- DIRECTIONS FOR THIS TASK: Only lines with the string "JSON" matter here; gather them from the material below.

(Dataset entries on figures)
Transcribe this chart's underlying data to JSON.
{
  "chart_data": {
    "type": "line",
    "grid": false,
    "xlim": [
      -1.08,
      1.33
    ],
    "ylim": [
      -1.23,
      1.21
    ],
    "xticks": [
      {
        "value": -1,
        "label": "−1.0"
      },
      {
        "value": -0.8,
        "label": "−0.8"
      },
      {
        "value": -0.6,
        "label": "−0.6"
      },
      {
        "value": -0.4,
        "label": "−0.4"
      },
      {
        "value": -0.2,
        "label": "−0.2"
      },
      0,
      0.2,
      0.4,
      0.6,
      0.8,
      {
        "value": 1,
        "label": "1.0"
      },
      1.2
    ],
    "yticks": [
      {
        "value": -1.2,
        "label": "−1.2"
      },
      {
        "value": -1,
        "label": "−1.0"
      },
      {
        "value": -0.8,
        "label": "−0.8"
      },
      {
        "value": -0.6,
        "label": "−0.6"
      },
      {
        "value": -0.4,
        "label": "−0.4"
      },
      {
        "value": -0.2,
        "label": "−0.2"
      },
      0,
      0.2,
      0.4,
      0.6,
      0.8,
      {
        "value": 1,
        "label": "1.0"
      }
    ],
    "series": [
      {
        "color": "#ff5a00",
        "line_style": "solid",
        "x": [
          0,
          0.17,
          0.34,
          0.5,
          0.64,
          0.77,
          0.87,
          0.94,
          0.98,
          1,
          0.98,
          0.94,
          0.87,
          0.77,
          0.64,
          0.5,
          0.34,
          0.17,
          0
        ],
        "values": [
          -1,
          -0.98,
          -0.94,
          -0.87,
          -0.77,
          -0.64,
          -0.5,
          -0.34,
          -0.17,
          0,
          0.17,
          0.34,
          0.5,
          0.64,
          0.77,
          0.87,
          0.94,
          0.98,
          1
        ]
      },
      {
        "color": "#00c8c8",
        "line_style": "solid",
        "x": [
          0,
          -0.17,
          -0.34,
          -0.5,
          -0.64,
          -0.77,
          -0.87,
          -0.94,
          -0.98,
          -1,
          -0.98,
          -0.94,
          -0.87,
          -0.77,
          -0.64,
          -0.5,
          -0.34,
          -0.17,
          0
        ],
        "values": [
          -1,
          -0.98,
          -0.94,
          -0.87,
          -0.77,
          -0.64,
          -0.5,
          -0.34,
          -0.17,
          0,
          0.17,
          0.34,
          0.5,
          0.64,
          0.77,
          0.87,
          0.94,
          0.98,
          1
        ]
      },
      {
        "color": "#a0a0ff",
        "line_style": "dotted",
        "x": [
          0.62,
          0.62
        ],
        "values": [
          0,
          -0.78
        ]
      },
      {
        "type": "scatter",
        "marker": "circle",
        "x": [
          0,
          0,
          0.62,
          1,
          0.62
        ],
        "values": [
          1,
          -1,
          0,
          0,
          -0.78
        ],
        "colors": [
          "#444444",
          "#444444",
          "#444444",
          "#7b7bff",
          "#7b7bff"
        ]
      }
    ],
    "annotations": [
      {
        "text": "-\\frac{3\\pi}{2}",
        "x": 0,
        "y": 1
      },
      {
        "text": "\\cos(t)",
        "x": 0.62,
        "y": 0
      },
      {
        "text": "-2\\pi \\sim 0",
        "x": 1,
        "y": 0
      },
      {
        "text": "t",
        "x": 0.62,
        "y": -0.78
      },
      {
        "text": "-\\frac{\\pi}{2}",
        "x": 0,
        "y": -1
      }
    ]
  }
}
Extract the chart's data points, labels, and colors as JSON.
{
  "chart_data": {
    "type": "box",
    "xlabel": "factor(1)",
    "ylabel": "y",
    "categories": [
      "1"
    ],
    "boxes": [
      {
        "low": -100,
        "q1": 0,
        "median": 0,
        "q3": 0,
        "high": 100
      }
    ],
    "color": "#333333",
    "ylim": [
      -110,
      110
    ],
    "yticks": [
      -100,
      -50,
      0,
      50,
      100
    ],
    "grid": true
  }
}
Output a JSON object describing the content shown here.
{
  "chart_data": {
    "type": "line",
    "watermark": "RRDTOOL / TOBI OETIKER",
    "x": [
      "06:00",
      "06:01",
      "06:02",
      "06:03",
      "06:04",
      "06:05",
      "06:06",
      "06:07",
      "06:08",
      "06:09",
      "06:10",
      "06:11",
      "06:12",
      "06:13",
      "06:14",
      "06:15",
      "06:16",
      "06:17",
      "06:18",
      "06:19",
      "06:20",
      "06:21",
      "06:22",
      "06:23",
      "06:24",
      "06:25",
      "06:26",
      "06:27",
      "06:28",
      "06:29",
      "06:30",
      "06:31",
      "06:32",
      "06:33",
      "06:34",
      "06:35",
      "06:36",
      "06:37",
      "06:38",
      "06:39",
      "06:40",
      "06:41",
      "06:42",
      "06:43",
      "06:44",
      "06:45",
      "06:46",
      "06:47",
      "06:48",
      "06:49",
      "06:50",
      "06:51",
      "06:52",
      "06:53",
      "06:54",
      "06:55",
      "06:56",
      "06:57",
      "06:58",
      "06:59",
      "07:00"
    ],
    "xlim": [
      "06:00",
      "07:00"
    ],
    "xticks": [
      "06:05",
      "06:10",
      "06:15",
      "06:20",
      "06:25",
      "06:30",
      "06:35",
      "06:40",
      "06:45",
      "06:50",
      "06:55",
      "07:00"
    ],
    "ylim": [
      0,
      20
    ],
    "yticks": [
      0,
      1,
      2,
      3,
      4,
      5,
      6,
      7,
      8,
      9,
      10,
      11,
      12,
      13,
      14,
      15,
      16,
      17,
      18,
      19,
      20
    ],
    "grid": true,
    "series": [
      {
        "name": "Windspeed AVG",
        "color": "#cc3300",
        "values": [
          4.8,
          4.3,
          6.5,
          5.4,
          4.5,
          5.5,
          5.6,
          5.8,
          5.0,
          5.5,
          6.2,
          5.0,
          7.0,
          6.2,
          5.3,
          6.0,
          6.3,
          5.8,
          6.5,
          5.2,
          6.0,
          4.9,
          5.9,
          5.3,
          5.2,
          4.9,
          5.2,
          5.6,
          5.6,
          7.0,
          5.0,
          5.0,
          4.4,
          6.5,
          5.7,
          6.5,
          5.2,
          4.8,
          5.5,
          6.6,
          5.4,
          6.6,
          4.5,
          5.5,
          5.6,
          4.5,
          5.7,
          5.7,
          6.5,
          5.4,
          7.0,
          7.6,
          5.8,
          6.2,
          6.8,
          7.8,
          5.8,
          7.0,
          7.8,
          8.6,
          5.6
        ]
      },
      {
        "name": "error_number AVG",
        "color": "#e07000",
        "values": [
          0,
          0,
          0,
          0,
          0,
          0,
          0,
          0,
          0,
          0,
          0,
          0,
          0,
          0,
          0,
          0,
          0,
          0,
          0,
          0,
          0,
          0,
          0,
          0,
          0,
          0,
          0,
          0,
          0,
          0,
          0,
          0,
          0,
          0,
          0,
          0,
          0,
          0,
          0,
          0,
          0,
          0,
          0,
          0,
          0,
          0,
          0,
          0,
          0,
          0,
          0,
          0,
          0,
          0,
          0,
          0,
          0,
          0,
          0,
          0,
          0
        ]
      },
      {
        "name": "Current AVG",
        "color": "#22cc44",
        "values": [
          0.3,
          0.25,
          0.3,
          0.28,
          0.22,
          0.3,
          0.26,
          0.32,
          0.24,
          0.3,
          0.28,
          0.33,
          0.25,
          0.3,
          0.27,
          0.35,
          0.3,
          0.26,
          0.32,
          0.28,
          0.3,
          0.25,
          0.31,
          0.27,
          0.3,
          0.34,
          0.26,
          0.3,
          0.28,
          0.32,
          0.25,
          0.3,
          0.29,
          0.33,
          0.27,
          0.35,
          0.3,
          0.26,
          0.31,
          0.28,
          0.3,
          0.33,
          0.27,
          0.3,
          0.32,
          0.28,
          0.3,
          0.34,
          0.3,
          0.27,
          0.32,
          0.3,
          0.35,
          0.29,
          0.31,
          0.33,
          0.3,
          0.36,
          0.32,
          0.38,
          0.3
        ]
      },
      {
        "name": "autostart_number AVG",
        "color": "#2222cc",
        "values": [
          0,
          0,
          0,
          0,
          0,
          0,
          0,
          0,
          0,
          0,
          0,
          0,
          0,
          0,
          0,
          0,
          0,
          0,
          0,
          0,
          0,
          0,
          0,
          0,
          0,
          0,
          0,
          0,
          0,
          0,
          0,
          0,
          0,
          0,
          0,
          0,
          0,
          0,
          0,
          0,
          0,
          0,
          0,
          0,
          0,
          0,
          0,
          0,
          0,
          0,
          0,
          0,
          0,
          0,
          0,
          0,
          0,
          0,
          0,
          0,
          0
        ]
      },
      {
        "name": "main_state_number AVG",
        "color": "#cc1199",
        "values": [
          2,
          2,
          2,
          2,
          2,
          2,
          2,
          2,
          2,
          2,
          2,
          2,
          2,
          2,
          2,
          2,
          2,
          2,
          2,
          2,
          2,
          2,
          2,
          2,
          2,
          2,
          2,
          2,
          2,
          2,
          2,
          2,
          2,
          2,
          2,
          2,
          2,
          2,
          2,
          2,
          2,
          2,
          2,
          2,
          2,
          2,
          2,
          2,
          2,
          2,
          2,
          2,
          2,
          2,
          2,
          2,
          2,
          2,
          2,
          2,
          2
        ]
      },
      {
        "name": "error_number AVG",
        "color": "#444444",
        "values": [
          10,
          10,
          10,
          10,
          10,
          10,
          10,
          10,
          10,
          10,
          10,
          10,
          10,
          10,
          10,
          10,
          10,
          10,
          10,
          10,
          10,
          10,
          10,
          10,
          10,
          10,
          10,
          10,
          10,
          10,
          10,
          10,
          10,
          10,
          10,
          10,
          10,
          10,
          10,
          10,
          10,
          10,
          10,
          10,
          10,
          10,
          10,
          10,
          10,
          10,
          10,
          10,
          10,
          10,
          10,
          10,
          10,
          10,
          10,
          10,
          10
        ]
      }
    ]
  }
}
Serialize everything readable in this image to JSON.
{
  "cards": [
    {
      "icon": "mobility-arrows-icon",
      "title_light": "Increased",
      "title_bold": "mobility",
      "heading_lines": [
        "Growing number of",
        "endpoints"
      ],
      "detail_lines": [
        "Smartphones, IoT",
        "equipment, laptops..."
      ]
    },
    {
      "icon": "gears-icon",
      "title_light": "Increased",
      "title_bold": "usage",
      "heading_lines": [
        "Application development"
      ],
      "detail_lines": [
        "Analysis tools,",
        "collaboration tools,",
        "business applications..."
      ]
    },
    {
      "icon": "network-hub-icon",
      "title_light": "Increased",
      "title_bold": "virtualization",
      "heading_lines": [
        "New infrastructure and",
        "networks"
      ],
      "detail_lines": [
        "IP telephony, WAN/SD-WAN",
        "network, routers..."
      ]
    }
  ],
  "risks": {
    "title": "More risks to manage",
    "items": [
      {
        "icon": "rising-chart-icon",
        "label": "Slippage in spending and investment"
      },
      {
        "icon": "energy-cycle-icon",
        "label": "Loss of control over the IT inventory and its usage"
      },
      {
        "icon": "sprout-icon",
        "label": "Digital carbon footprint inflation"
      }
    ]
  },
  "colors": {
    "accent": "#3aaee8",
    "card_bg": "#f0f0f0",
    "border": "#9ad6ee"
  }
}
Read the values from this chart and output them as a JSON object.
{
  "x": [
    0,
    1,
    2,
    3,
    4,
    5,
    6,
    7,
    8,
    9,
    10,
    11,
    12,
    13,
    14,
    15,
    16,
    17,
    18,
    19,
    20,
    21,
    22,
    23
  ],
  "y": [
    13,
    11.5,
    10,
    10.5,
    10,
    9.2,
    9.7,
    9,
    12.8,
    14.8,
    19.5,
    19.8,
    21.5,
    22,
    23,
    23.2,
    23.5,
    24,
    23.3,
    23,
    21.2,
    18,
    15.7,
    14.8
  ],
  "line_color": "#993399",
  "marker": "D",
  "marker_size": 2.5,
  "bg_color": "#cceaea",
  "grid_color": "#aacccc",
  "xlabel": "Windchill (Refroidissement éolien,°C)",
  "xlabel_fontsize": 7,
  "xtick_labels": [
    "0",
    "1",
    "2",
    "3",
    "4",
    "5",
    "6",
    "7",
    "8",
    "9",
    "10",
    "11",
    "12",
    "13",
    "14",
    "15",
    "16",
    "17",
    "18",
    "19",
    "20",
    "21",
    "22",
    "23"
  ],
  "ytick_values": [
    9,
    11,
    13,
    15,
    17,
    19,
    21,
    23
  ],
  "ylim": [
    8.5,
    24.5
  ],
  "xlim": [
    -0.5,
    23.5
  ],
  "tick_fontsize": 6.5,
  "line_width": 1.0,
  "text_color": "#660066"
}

- EXERCISE OUTPUT:
Transcribe this chart's underlying data to JSON.
Extract the chart's data points, labels, and colors as JSON.
Output a JSON object describing the content shown here.
Serialize everything readable in this image to JSON.
Read the values from this chart and output them as a JSON object.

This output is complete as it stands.